◆ **Record extracts**
· · · ·
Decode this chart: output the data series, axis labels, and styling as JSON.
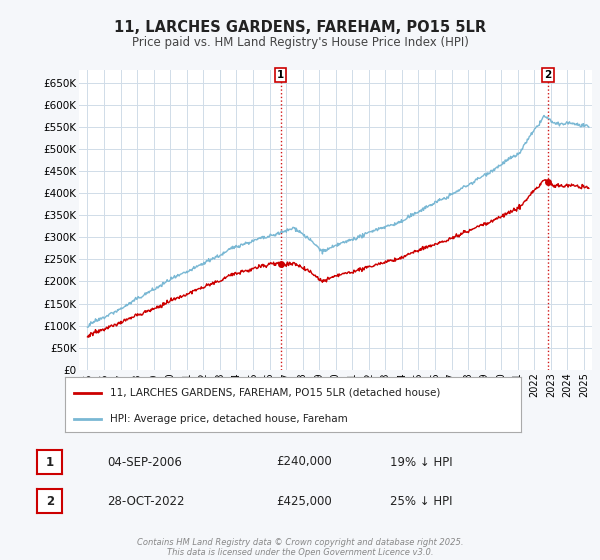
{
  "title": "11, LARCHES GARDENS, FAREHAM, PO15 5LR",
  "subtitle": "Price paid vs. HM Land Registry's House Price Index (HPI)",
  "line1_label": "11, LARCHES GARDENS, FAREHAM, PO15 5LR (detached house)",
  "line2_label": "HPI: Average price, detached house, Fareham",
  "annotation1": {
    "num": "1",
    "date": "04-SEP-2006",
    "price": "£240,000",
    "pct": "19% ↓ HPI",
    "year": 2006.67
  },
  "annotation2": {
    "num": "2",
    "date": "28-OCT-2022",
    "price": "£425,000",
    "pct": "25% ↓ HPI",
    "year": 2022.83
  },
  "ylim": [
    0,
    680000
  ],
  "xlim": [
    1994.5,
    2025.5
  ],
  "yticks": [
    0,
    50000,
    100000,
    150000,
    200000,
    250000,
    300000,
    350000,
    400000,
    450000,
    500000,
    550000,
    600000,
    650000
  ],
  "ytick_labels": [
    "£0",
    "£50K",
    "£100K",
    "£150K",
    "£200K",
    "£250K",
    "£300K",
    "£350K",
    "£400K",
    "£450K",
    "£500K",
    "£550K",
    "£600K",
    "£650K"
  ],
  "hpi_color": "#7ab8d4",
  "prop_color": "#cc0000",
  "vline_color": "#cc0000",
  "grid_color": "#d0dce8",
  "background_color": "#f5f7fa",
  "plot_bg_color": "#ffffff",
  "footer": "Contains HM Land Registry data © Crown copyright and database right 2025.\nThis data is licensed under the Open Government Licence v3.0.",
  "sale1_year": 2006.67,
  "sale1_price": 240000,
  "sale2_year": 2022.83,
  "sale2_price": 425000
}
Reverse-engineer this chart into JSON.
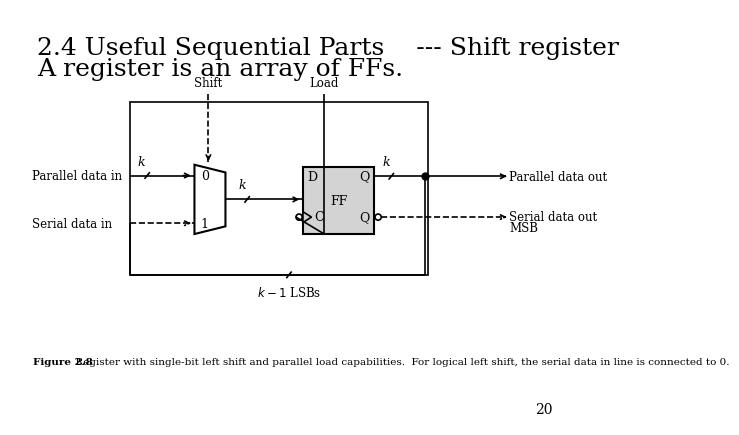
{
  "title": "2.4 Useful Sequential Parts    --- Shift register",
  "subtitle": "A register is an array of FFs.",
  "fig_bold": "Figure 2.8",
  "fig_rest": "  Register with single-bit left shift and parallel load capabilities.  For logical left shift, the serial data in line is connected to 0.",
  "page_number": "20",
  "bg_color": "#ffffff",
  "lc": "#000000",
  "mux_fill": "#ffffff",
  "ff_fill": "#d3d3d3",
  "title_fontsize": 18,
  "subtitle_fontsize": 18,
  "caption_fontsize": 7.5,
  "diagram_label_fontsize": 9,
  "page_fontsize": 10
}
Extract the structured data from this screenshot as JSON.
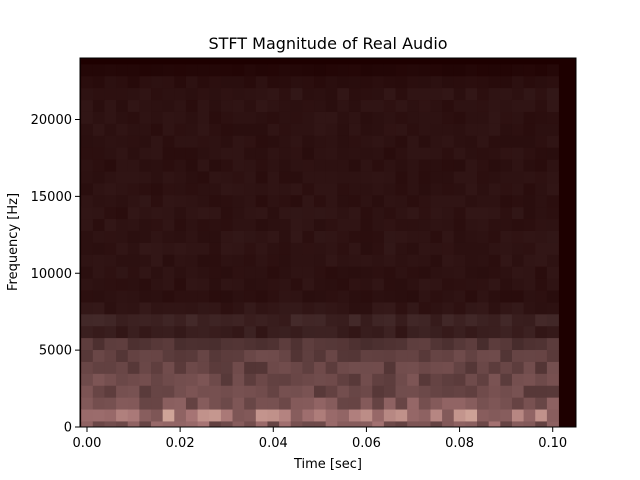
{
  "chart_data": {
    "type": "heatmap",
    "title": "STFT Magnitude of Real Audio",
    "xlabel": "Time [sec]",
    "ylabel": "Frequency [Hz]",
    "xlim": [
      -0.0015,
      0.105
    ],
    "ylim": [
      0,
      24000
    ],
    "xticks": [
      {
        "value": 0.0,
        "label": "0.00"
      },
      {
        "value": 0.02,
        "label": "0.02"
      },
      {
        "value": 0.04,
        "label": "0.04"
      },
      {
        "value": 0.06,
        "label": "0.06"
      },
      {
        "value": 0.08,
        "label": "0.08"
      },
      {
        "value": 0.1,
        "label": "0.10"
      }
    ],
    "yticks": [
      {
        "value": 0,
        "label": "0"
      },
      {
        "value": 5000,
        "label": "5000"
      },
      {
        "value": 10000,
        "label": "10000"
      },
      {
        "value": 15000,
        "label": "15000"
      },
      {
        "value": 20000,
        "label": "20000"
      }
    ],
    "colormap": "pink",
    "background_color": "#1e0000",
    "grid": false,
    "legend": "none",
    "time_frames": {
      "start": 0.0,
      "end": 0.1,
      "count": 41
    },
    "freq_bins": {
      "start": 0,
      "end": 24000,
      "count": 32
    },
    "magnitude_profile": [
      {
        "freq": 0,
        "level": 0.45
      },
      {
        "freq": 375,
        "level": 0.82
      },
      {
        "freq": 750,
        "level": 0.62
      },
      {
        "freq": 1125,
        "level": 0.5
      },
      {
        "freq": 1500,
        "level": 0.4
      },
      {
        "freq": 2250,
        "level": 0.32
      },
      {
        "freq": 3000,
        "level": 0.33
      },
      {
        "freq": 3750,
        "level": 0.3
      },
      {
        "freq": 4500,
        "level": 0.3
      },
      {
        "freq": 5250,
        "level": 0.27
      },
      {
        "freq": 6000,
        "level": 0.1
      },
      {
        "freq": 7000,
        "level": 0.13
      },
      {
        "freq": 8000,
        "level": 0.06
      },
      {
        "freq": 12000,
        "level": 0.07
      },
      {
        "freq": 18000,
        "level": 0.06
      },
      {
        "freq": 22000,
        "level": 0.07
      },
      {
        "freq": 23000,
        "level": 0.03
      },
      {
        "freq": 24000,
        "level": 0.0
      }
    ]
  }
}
· · · ·
◆ **Instructions to follow**
Identify every line above that includes the word "GARDENS", and show those lines.

◆ **Worked solution**
  "title": "11, LARCHES GARDENS, FAREHAM, PO15 5LR",
  "line1_label": "11, LARCHES GARDENS, FAREHAM, PO15 5LR (detached house)",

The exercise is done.